-- START OF DATA TO USE --
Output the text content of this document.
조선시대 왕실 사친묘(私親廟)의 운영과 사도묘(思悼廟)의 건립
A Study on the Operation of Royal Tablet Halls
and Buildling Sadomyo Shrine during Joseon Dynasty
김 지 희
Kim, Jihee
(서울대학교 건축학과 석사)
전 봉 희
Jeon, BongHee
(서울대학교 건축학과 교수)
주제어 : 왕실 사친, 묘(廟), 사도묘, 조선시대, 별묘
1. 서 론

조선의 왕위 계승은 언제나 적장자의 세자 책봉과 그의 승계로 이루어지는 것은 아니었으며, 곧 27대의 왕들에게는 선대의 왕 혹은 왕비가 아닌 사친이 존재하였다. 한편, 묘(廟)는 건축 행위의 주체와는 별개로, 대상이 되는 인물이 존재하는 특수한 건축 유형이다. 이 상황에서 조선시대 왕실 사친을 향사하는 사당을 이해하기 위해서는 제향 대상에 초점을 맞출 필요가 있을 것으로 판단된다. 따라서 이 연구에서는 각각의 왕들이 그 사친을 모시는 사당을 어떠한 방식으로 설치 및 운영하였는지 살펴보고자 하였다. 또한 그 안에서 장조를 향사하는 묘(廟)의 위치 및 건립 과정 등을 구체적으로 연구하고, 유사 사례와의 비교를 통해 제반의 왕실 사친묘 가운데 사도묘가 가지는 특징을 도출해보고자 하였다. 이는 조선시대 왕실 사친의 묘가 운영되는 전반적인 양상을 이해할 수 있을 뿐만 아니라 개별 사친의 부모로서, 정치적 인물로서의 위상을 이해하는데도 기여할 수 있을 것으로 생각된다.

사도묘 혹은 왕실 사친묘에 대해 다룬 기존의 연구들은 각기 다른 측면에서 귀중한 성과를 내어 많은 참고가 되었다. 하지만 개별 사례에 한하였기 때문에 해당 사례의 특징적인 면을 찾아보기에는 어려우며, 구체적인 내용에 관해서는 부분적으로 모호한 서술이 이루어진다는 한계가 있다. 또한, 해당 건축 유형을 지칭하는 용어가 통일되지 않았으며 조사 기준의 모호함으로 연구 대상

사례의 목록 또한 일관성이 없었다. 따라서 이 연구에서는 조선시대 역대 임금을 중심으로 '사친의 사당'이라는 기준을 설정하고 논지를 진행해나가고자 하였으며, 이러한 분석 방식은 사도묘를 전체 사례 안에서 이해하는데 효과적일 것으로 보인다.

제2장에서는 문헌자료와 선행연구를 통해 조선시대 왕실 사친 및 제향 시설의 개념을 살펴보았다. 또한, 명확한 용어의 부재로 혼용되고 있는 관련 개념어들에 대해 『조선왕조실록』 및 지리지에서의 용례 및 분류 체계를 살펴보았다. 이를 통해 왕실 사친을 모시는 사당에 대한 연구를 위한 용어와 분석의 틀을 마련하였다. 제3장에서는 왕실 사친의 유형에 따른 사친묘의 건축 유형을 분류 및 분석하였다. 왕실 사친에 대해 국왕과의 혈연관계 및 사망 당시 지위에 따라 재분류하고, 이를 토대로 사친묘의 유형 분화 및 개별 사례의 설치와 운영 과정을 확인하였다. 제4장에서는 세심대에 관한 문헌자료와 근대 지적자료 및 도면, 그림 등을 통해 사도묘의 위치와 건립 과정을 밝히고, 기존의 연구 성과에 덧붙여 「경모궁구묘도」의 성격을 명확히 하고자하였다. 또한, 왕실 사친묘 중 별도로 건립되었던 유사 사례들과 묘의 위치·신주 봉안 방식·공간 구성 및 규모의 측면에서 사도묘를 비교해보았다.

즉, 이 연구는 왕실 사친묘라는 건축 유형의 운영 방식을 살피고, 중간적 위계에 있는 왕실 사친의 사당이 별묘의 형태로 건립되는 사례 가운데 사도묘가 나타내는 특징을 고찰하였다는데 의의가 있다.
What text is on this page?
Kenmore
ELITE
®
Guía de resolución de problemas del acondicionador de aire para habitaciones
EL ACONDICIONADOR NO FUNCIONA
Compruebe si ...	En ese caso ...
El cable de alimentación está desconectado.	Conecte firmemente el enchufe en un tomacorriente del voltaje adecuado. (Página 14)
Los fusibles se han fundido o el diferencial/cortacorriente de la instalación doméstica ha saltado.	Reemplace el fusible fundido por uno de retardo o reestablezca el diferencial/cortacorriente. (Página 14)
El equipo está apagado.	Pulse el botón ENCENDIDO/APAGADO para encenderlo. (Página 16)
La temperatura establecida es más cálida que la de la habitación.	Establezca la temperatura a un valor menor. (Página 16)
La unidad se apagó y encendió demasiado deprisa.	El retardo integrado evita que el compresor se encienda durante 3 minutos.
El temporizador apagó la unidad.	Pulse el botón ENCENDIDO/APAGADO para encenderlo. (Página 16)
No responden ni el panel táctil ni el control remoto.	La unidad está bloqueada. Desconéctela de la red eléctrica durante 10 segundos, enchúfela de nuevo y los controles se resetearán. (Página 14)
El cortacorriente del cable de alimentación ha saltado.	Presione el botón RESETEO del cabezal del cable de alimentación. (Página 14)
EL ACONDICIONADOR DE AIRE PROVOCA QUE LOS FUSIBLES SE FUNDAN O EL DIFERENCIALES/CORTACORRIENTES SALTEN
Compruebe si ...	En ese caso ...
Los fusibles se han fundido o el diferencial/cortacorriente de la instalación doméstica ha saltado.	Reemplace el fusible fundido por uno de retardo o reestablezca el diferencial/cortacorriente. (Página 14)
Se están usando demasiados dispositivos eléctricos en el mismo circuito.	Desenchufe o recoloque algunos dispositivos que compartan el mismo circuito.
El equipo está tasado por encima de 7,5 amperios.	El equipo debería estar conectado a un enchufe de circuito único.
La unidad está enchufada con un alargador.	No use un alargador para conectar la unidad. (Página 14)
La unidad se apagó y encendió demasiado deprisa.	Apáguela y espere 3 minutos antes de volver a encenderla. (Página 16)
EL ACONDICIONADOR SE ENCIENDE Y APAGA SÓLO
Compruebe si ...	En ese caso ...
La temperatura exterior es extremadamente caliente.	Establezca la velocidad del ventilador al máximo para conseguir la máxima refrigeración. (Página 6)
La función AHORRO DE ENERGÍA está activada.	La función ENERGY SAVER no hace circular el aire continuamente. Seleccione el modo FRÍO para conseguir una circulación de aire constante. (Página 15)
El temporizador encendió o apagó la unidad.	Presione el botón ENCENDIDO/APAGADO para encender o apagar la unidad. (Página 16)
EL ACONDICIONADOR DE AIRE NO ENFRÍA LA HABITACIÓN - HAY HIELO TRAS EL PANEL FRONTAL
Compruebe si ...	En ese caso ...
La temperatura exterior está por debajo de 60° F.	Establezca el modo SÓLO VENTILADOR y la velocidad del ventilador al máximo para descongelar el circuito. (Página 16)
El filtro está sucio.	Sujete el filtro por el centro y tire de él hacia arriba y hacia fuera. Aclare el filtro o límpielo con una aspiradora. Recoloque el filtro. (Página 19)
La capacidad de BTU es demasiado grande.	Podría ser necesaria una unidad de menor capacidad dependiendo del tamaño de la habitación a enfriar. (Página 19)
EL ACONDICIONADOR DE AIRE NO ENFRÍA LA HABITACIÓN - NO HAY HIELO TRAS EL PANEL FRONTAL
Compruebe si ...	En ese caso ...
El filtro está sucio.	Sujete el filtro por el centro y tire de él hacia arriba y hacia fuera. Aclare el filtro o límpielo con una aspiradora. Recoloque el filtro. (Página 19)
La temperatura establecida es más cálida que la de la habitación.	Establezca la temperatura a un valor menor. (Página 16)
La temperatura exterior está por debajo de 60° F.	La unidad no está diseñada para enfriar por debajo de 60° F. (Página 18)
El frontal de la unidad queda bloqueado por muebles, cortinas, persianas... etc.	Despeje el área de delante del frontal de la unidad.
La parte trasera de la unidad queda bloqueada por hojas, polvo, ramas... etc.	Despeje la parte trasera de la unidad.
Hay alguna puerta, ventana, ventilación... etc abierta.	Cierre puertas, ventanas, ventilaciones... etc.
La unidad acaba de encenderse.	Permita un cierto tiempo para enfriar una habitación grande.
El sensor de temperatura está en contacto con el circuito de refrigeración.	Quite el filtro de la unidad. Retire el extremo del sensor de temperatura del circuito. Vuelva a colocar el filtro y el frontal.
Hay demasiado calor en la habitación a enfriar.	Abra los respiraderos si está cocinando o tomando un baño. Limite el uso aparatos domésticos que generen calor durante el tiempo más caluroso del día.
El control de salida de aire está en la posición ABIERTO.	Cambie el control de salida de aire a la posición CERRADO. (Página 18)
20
-- END OF DATA TO USE --
Every line that holds the string "text" should be returned.

| EXERCISE RESULT |
Output the text content of this document.
What text is on this page?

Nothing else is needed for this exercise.